-- Work instructions --
Every line containing the word "icon" needs to be found and copied.

-- Available records --
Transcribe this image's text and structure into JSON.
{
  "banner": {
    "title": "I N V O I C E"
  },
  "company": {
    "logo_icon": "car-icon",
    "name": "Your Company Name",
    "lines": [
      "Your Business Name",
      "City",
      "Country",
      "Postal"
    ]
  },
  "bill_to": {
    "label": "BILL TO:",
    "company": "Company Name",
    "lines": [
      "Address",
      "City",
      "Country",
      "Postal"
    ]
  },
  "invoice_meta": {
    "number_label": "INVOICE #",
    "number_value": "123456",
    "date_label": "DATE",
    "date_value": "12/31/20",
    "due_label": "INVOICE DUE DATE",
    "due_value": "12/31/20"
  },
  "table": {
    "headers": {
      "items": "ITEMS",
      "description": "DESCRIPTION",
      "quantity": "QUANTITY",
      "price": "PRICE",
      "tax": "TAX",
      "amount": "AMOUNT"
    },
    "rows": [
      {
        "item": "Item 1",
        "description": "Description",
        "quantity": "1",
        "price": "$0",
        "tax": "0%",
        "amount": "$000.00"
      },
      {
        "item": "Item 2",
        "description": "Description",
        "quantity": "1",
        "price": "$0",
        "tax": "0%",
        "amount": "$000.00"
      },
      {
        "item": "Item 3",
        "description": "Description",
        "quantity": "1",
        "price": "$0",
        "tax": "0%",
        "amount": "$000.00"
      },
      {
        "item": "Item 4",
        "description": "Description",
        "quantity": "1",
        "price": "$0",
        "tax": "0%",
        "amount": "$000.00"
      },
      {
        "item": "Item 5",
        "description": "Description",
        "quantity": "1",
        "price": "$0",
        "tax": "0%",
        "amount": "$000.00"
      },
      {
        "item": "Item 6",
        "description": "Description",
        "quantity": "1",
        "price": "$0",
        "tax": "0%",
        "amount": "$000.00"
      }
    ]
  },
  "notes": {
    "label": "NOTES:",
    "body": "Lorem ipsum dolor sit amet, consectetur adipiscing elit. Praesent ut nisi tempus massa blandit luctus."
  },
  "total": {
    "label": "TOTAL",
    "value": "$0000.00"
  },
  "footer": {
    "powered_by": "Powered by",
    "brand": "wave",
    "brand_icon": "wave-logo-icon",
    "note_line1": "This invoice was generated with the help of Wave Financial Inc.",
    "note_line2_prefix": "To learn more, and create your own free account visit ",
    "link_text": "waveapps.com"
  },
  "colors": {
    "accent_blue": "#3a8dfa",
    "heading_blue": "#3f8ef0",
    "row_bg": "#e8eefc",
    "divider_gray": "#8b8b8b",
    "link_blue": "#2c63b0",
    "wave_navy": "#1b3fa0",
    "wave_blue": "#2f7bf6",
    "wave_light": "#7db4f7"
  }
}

-- Answer to the exercise --
    "logo_icon": "car-icon",
    "brand_icon": "wave-logo-icon",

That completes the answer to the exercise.